## Data section
┄┄┄┄┄┄┄┄┄┄┄┄┄┄┄┄┄┄┄┄

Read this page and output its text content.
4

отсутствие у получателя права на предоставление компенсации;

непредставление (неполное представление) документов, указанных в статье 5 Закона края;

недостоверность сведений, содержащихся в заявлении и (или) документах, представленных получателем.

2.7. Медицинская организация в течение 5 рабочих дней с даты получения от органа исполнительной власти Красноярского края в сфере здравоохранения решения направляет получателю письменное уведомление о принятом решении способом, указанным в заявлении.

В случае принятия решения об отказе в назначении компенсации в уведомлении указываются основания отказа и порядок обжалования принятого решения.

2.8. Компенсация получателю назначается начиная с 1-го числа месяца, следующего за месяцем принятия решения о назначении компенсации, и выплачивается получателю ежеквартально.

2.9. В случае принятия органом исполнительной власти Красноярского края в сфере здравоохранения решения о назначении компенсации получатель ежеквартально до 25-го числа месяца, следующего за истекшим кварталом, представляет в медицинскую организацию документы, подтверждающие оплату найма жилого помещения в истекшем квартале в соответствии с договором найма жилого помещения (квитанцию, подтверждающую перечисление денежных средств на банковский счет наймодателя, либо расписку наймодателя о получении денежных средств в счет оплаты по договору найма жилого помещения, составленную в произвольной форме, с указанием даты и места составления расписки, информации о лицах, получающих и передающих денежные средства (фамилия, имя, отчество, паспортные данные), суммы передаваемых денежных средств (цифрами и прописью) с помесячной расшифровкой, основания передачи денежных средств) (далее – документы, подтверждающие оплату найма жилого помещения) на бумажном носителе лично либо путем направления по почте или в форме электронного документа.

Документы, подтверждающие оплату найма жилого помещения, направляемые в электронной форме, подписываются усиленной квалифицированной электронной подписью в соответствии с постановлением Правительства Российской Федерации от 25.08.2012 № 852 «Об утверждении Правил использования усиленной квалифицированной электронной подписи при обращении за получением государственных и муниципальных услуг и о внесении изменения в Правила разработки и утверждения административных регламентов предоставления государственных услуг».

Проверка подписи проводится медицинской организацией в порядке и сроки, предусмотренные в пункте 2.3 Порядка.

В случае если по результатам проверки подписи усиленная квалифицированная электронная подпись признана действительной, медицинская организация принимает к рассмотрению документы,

┄┄┄┄┄┄┄┄┄┄┄┄┄┄┄┄┄┄┄┄

Please output every record, keeping each line exact.

Read this page and output its text content.
4

отсутствие у получателя права на предоставление компенсации;

непредставление (неполное представление) документов, указанных в статье 5 Закона края;

недостоверность сведений, содержащихся в заявлении и (или) документах, представленных получателем.

2.7. Медицинская организация в течение 5 рабочих дней с даты получения от органа исполнительной власти Красноярского края в сфере здравоохранения решения направляет получателю письменное уведомление о принятом решении способом, указанным в заявлении.

В случае принятия решения об отказе в назначении компенсации в уведомлении указываются основания отказа и порядок обжалования принятого решения.

2.8. Компенсация получателю назначается начиная с 1-го числа месяца, следующего за месяцем принятия решения о назначении компенсации, и выплачивается получателю ежеквартально.

2.9. В случае принятия органом исполнительной власти Красноярского края в сфере здравоохранения решения о назначении компенсации получатель ежеквартально до 25-го числа месяца, следующего за истекшим кварталом, представляет в медицинскую организацию документы, подтверждающие оплату найма жилого помещения в истекшем квартале в соответствии с договором найма жилого помещения (квитанцию, подтверждающую перечисление денежных средств на банковский счет наймодателя, либо расписку наймодателя о получении денежных средств в счет оплаты по договору найма жилого помещения, составленную в произвольной форме, с указанием даты и места составления расписки, информации о лицах, получающих и передающих денежные средства (фамилия, имя, отчество, паспортные данные), суммы передаваемых денежных средств (цифрами и прописью) с помесячной расшифровкой, основания передачи денежных средств) (далее – документы, подтверждающие оплату найма жилого помещения) на бумажном носителе лично либо путем направления по почте или в форме электронного документа.

Документы, подтверждающие оплату найма жилого помещения, направляемые в электронной форме, подписываются усиленной квалифицированной электронной подписью в соответствии с постановлением Правительства Российской Федерации от 25.08.2012 № 852 «Об утверждении Правил использования усиленной квалифицированной электронной подписи при обращении за получением государственных и муниципальных услуг и о внесении изменения в Правила разработки и утверждения административных регламентов предоставления государственных услуг».

Проверка подписи проводится медицинской организацией в порядке и сроки, предусмотренные в пункте 2.3 Порядка.

В случае если по результатам проверки подписи усиленная квалифицированная электронная подпись признана действительной, медицинская организация принимает к рассмотрению документы,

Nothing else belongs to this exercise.